## The request
Check each line of the data below for the word "JSON", then extract the ones that have it.

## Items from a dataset
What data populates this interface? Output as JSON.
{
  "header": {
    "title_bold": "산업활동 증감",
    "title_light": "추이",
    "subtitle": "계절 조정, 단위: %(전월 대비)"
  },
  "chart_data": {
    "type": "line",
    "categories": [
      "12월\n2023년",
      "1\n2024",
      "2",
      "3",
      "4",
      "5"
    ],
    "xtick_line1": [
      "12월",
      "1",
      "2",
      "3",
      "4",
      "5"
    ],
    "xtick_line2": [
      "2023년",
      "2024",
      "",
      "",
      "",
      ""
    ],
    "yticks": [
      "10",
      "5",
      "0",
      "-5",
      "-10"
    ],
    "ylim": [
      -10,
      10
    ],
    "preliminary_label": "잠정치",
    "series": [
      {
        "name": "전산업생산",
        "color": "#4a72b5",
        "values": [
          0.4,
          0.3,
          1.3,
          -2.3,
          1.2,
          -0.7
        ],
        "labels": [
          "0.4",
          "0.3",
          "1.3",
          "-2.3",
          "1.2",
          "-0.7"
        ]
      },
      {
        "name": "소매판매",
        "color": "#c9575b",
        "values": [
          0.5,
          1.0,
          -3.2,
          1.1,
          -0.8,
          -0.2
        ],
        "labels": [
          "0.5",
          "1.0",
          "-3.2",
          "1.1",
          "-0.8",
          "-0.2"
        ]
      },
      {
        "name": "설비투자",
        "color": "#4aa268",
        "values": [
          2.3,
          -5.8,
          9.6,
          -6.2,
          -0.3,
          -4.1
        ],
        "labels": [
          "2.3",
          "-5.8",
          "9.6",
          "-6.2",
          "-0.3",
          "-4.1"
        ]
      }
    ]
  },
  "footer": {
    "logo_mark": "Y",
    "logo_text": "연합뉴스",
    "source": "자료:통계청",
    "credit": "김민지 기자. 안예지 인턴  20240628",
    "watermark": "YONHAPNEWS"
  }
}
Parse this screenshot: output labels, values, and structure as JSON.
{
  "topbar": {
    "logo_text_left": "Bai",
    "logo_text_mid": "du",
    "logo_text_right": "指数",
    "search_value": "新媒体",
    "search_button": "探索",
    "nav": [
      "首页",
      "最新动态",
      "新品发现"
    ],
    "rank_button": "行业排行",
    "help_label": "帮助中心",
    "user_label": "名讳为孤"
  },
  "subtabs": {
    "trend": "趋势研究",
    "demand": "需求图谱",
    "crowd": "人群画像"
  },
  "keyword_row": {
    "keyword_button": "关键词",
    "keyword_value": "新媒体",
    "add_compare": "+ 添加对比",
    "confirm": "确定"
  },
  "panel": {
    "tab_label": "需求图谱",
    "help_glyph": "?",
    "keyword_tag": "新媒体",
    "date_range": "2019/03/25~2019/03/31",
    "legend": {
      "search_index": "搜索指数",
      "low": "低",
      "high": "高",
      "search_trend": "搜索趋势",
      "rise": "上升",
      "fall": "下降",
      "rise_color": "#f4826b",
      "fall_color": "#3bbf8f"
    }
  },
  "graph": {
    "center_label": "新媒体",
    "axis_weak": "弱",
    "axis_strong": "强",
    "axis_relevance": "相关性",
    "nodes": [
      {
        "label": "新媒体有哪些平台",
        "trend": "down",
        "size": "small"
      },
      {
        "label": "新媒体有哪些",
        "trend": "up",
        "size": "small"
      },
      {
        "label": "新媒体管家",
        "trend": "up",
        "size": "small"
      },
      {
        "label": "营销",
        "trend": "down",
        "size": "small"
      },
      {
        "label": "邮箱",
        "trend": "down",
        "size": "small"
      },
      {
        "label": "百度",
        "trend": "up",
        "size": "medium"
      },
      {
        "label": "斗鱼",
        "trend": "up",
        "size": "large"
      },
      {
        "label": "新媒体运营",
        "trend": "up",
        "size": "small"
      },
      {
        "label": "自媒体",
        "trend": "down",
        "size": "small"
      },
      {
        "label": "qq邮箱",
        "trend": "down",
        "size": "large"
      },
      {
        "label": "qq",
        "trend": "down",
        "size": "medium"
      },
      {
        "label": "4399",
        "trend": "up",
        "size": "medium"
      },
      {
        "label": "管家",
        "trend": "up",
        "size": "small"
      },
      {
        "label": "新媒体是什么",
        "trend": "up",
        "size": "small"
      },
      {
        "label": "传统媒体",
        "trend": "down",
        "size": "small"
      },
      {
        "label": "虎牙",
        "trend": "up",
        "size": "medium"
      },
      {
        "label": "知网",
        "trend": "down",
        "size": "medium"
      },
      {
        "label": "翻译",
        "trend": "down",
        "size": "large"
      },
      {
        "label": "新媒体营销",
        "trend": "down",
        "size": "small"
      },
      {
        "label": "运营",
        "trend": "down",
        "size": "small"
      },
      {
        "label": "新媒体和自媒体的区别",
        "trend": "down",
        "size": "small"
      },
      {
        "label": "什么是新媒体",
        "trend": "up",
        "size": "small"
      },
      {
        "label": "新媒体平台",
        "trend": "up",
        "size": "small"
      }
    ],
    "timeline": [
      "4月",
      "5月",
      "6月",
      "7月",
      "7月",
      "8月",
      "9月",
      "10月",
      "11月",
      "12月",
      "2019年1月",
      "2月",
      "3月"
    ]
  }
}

## Written answer
What data populates this interface? Output as JSON.
Parse this screenshot: output labels, values, and structure as JSON.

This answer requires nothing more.